== Exercise materials ==
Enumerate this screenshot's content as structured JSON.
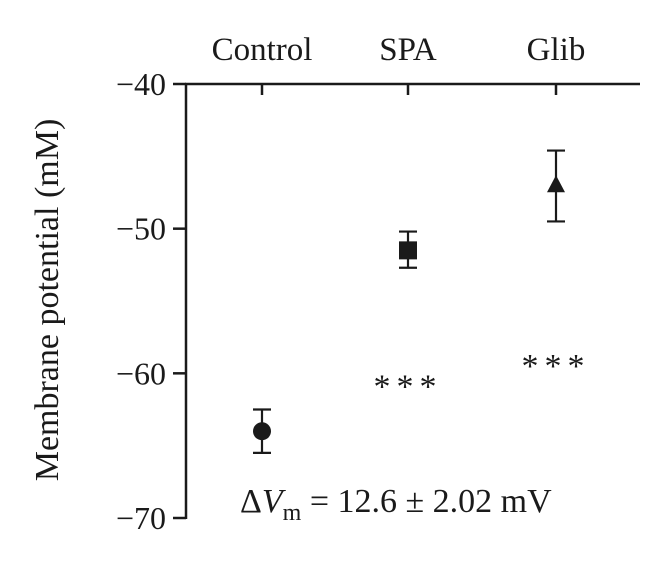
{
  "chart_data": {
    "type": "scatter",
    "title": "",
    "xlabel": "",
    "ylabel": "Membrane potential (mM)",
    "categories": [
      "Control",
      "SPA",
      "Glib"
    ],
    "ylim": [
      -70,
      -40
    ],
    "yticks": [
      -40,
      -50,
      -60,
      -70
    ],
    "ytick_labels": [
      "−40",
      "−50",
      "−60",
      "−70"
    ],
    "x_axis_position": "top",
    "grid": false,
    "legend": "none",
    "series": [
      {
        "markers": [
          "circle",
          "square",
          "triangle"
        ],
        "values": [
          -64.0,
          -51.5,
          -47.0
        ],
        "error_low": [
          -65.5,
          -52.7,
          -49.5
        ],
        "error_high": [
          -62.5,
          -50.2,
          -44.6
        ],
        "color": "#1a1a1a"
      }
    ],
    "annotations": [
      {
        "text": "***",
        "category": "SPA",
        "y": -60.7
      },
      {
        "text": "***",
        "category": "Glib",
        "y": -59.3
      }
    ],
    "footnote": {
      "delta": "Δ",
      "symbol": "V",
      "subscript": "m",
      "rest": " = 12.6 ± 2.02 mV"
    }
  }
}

== Stated problem ==
Write out each line of the data exactly; the images should be left out.

== Output ==
Enumerate this screenshot's content as structured JSON.
{
  "chart_data": {
    "type": "scatter",
    "title": "",
    "xlabel": "",
    "ylabel": "Membrane potential (mM)",
    "categories": [
      "Control",
      "SPA",
      "Glib"
    ],
    "ylim": [
      -70,
      -40
    ],
    "yticks": [
      -40,
      -50,
      -60,
      -70
    ],
    "ytick_labels": [
      "−40",
      "−50",
      "−60",
      "−70"
    ],
    "x_axis_position": "top",
    "grid": false,
    "legend": "none",
    "series": [
      {
        "markers": [
          "circle",
          "square",
          "triangle"
        ],
        "values": [
          -64.0,
          -51.5,
          -47.0
        ],
        "error_low": [
          -65.5,
          -52.7,
          -49.5
        ],
        "error_high": [
          -62.5,
          -50.2,
          -44.6
        ],
        "color": "#1a1a1a"
      }
    ],
    "annotations": [
      {
        "text": "***",
        "category": "SPA",
        "y": -60.7
      },
      {
        "text": "***",
        "category": "Glib",
        "y": -59.3
      }
    ],
    "footnote": {
      "delta": "Δ",
      "symbol": "V",
      "subscript": "m",
      "rest": " = 12.6 ± 2.02 mV"
    }
  }
}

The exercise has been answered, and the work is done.